▶ _Kaynak metin_
* * *

FAİZ VE KAR TRANSFERİ, PETROL FATURASINDAN AĞIRDIR…

Türkiye’nin 2010 yılı petrol faturası 21 milyar dolardır. Hükümet dış işlemler cari açığının bu nedenle yüksek olduğunu söylüyor. Basında da cari açık denilince önce hep petrol faturası tartışılıyor. Oysaki Türkiye den her sene 10-12 milyar dolar faiz transferi ve 6-7 milyar dolar da kar transferi yapılıyor. Yani değer olarak petrol faturası kadar ancak bir maliyet unsuru olarak, bir yük olarak petrol faturasından daha ağırdır.  

 

 

 

Petrol ithal ediyoruz. Bunu üretimde kullanıyoruz. Faiz ve kar transferi ise cari açığı kapamak için daha önce alınan dış borç ve varlık satışlarından dolayı ortaya çıkıyor.

 

Faiz transferi 290.4 milyar olan dış borcumuzun faizidir. Bu dış borcun 171.9 milyar doları özel sektörün dış borcudur. Bu borcu özel sektör fabrika yapmak için almadı. İthalatı finanse etmek için aldı. Devlette dış borcu aynı şekilde açık kapamak için aldı.

 

Kar transferi ise, sıfırdan yatırım yapan, üretim ve istihdama katkıda bulunan yeni yatırımların kar transferi değil, yabancıya satılan bankalar ve karlı şirketler ile Telekom gibi tekel niteliğindeki karlı kamu altyapı yatırımlarıdır.

 

Eğer dış borçlar yeni yatırım yapmak için alınmış olsaydı veya sıfırdan yatırım yapan yabancı sermaye girişi şeklinde olsaydı, bu tür yatırımların sağlayacağı ilave üretim artışı ve istihdam artışı ortaya çıkardı. Ve bu yatırımlar kendi kendini öderdi.

 

Ekonomi yönetimi dış borç stokunda iki önemli yanlış yapıyor…

 

1) Brüt dış borçların GSYH oranının Maastricht kriterlerinin altında olduğunu tekrarlıyor… Oysaki dış borçlarda asıl sorun, ülkenin dış borç ödeme kapasitesidir.

* * *

▶ _Verilen kayıtlar_
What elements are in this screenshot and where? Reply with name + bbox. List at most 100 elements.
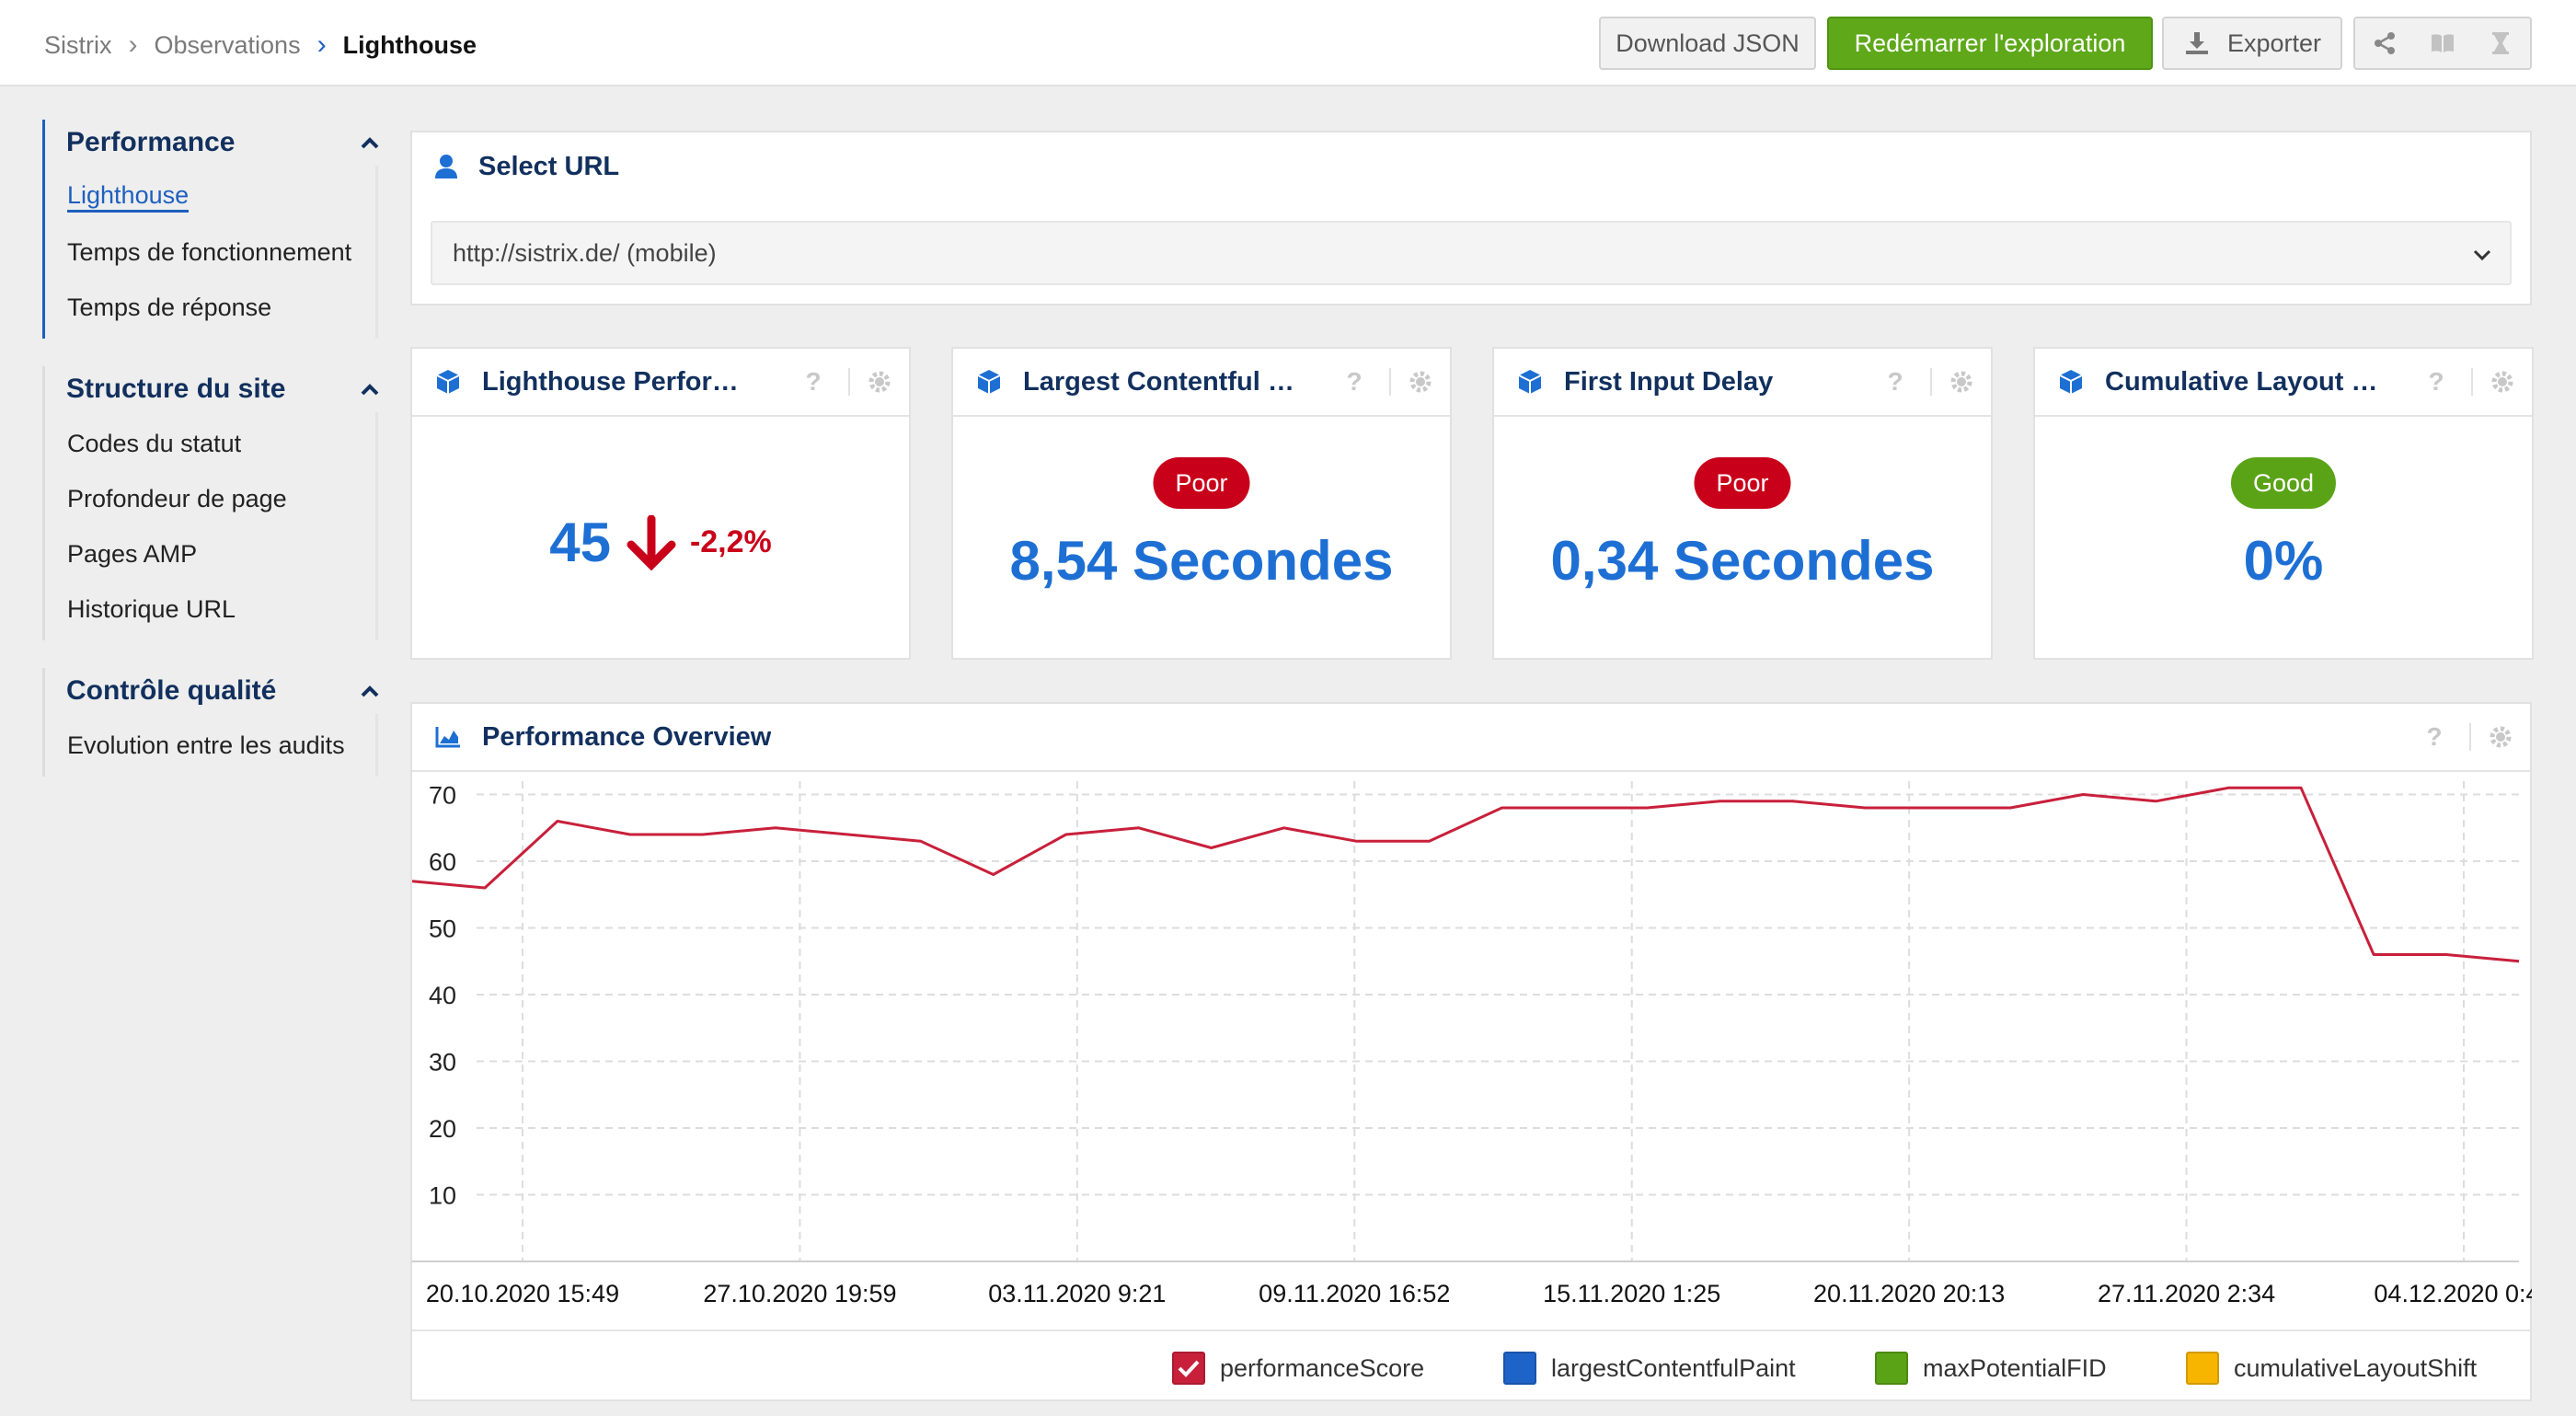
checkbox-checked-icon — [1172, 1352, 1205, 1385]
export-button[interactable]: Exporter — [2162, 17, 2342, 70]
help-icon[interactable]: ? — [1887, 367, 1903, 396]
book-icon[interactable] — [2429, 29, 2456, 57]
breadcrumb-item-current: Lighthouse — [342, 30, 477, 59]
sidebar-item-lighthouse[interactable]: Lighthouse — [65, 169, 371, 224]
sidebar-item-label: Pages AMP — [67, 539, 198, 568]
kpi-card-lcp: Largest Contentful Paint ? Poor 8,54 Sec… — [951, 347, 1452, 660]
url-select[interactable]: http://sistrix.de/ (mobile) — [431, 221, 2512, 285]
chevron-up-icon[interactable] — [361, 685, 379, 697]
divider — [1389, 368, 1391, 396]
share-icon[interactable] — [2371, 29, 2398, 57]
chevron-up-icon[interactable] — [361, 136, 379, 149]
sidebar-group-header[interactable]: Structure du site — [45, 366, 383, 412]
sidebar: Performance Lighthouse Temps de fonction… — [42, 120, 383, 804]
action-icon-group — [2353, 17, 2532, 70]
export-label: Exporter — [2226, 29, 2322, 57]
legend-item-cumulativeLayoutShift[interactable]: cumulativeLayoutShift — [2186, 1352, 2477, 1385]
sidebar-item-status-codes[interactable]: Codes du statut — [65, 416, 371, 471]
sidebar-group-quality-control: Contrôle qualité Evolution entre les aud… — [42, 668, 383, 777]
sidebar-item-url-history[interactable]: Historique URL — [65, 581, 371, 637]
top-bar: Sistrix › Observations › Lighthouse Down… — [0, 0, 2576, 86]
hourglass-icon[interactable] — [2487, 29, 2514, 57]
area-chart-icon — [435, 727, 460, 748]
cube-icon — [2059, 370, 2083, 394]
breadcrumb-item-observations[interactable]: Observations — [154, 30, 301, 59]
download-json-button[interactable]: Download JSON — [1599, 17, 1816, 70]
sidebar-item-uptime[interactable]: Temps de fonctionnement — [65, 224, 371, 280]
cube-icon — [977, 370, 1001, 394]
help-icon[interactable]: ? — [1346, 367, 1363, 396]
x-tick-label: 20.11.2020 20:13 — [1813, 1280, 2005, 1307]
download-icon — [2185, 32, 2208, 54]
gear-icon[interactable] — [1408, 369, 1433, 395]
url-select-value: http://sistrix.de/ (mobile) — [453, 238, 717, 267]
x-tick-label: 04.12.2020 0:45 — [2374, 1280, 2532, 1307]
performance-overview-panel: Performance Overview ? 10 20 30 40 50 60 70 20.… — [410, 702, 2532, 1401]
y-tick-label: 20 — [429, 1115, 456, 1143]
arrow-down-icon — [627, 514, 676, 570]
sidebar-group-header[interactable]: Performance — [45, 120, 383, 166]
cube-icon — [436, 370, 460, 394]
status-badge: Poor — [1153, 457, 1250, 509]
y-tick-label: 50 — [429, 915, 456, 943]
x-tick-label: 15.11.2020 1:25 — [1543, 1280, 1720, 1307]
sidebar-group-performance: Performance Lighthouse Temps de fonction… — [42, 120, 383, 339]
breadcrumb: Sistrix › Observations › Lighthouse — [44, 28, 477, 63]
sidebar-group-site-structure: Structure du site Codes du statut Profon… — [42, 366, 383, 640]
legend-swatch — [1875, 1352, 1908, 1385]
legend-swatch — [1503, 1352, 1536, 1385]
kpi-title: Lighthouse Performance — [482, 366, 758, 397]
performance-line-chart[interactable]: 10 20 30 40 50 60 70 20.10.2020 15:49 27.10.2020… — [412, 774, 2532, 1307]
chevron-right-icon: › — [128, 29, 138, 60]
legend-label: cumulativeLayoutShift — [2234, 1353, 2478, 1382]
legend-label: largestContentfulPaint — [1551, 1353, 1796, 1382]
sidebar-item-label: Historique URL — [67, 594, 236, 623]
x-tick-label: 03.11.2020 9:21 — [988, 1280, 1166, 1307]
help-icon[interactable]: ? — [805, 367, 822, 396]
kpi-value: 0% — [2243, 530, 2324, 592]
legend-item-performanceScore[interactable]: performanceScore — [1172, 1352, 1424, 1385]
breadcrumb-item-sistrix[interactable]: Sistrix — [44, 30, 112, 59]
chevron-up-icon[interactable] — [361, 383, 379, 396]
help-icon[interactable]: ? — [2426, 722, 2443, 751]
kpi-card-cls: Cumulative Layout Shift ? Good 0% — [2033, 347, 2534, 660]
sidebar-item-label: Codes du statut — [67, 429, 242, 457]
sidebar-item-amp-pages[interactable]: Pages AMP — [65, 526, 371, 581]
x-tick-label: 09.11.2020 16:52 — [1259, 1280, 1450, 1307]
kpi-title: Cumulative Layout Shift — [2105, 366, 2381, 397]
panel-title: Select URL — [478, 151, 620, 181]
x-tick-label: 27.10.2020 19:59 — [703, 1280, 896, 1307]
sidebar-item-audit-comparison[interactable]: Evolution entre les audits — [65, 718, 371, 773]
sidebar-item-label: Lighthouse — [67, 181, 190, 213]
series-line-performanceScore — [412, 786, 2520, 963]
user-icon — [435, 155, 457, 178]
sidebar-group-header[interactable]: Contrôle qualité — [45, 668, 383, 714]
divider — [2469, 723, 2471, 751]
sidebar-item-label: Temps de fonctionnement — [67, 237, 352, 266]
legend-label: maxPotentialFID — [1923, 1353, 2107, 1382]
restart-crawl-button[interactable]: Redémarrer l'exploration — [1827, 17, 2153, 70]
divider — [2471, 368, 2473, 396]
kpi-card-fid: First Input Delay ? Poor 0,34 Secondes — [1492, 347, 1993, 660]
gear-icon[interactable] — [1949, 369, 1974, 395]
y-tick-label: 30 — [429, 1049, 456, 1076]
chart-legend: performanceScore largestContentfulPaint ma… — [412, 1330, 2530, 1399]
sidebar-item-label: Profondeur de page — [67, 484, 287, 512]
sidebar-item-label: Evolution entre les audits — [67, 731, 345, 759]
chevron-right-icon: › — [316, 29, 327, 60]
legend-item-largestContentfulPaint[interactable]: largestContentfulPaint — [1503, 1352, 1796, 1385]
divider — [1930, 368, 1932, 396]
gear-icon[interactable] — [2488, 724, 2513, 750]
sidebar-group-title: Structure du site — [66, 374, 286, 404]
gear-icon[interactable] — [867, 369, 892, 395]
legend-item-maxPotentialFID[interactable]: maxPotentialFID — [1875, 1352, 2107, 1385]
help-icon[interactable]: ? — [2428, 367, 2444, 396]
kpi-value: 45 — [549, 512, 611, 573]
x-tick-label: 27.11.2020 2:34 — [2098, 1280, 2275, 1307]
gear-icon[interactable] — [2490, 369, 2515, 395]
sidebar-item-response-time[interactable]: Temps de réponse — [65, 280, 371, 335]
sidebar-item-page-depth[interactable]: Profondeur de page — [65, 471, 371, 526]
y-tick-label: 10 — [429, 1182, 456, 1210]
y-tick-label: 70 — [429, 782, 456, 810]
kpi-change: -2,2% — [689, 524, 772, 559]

* * *

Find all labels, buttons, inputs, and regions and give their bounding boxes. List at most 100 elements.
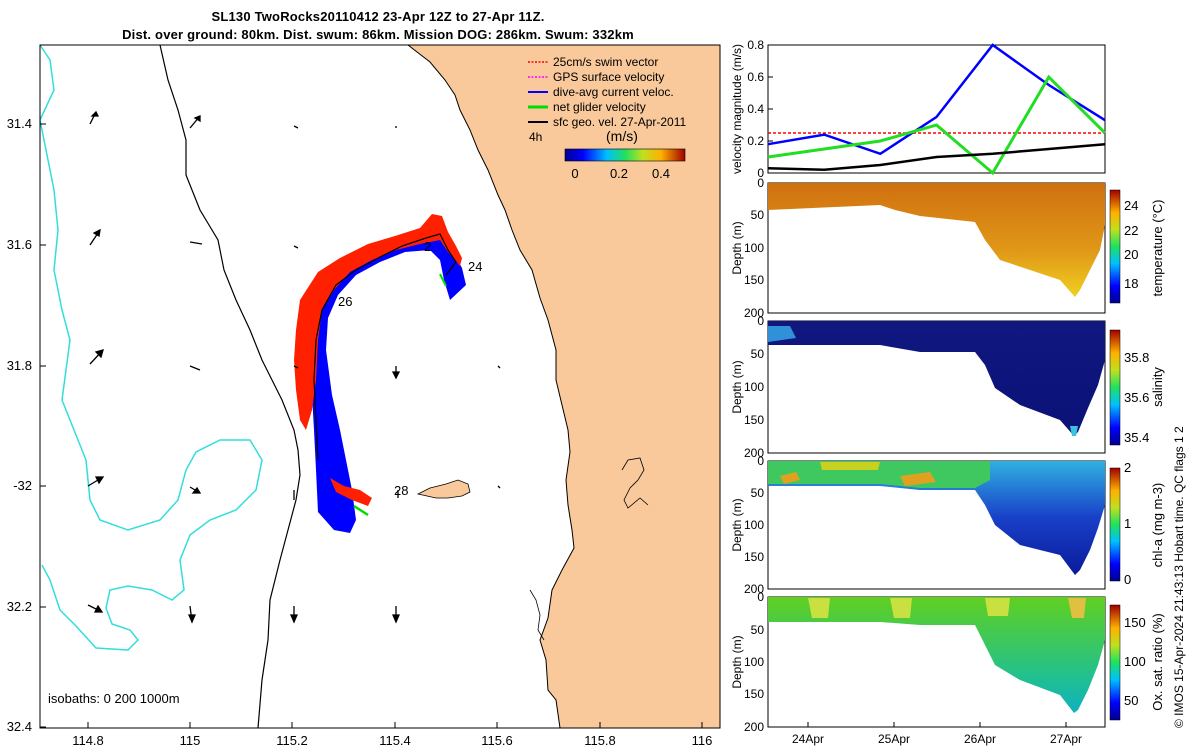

* * *

▶ _İstenen görev A_
Kayıtlarda "What elements are" ifadesinin geçtiği satırdan başla ve "breadcrumb-item-observations[interactable]: Observations —" ifadesinin geçtiği satırdan sonra dur. Bu aralıktaki kayıtları, her istek için bir satır olacak ve resimler dışarıda kalacak biçimde, istek ve yanıt sütunlarından oluşan iki sütunlu bir CSV'ye dönüştür; her değer tırnak içinde tek bir alan olsun ve satır sonları boşluğa çevrilsin.
▶ _İstenen görev B_
Faiz ve kâr transferini ele alan metni kaldığı yerden sürdür.
Metin ile kayıtlar birbirinden bağımsız iki ayrı malzemedir.

▶ _Yanıt A_
istek,yanıt
"What elements are in this screenshot and where? Reply with name + bbox. List at most 100 elements.","checkbox-checked-icon — [1172, 1352, 1205, 1385] export-button[interactable]: Exporter — [2162, 17, 2342, 70] help-icon[interactable]: ? — [1887, 367, 1903, 396] book-icon[interactable] — [2429, 29, 2456, 57] breadcrumb-item-current: Lighthouse — [342, 30, 477, 59] sidebar-item-lighthouse[interactable]: Lighthouse — [65, 169, 371, 224] sidebar-item-label: Pages AMP — [67, 539, 198, 568] kpi-card-lcp: Largest Contentful Paint ? Poor 8,54 Sec… — [951, 347, 1452, 660] url-select[interactable]: http://sistrix.de/ (mobile) — [431, 221, 2512, 285] chevron-up-icon[interactable] — [361, 685, 379, 697] divider — [1389, 368, 1391, 396] share-icon[interactable] — [2371, 29, 2398, 57] chevron-up-icon[interactable] — [361, 136, 379, 149] sidebar-group-header[interactable]: Structure du site — [45, 366, 383, 412] sidebar: Performance Lighthouse Temps de fonction… — [42, 120, 383, 804] action-icon-group — [2353, 17, 2532, 70] export-label: Exporter — [2226, 29, 2322, 57] legend-item-cumulativeLayoutShift[interactable]: cumulativeLayoutShift — [2186, 1352, 2477, 1385] sidebar-item-status-codes[interactable]: Codes du statut — [65, 416, 371, 471] sidebar-group-quality-control: Contrôle qualité Evolution entre les aud… — [42, 668, 383, 777] sidebar-item-url-history[interactable]: Historique URL — [65, 581, 371, 637] top-bar: Sistrix › Observations › Lighthouse Down… — [0, 0, 2576, 86] hourglass-icon[interactable] — [2487, 29, 2514, 57] area-chart-icon — [435, 727, 460, 748] cube-icon — [2059, 370, 2083, 394] breadcrumb-item-observations[interactable]: Observations — [154, 30, 301, 59]"

▶ _Yanıt B_
 

Türkiye de ihracat, ithalatın çok altındadır. Cari açık yüksektir. Yani Türkiye döviz kazanamıyor.

 

Merkez  Bankası rezervleri dış borç stokunun yalnızca yüzde 27.8’idir . Toplam dış borç stoku ihracatın iki buçuk katıdır.

 

Bu göstergelere göre Türkiye’nin dış borç ödeme kapasitesi düşüktür. Eğer uluslar arası sermaye hareketlerinde bir duraklama olursa, daha da düşer.

 

Öte yandan yalnızca söz konusu kriterlere bakarsanız, İspanyanın borç stokunun da GSYH ‘ ya oranı Yüzde 53.2 ‘dir. Yani yüzde 60 olan Maastricht kriterlerinin altındadır. Ancak İspanya dış borç krizi içindedir. 

 

2) Ekonomi yönetimi özel sektör dış borç yükünü, global ekonomide yük olarak değerlendirmiyor… Başbakan da Türkiye’ nin dış borcunu yanlış yorumluyor. Özel sektör borcundan bana ne diyor?

Gerçekte ise, özel sektörün dış borcu ile kamu sektörün dış borcu da hepimizi ilgilendirir… Bunun nedeni:

 

ABD ve AB kendi parasıyla borçlanıyor. Bu ülkelerde iç ve dış borç ayırımına gerek yoktur. Kendi dolarları veya Euro’ları ile dış borç alıp, geri ödüyorlar. Türkiye ise dövizle borçlanıyor. İster devlet, ister özel sektör olsun, sonunda bu borçları dövizle ödeyeceğiz. TL’mizin olması yetmez… Ayrıca dövize ihtiyaç var. Ödemede dövize olan talep artacak ve kur etkilenecektir.

 

İster özel sektör, isterse devlet alsın, dış borç alındığında ülkeye kaynak girişi, ödendiğinde kaynak çıkışı olur. GSYH doğrudan etkiler.

 

TL aşırı değer kazanmış durumdadır… Eğer kur artışı olursa veya sermaye hareketlerinde bir yavaşlama olursa, özel sektör zora girebilir. Bunun maliyetini de, her zaman olduğu gibi hepimiz çekeriz.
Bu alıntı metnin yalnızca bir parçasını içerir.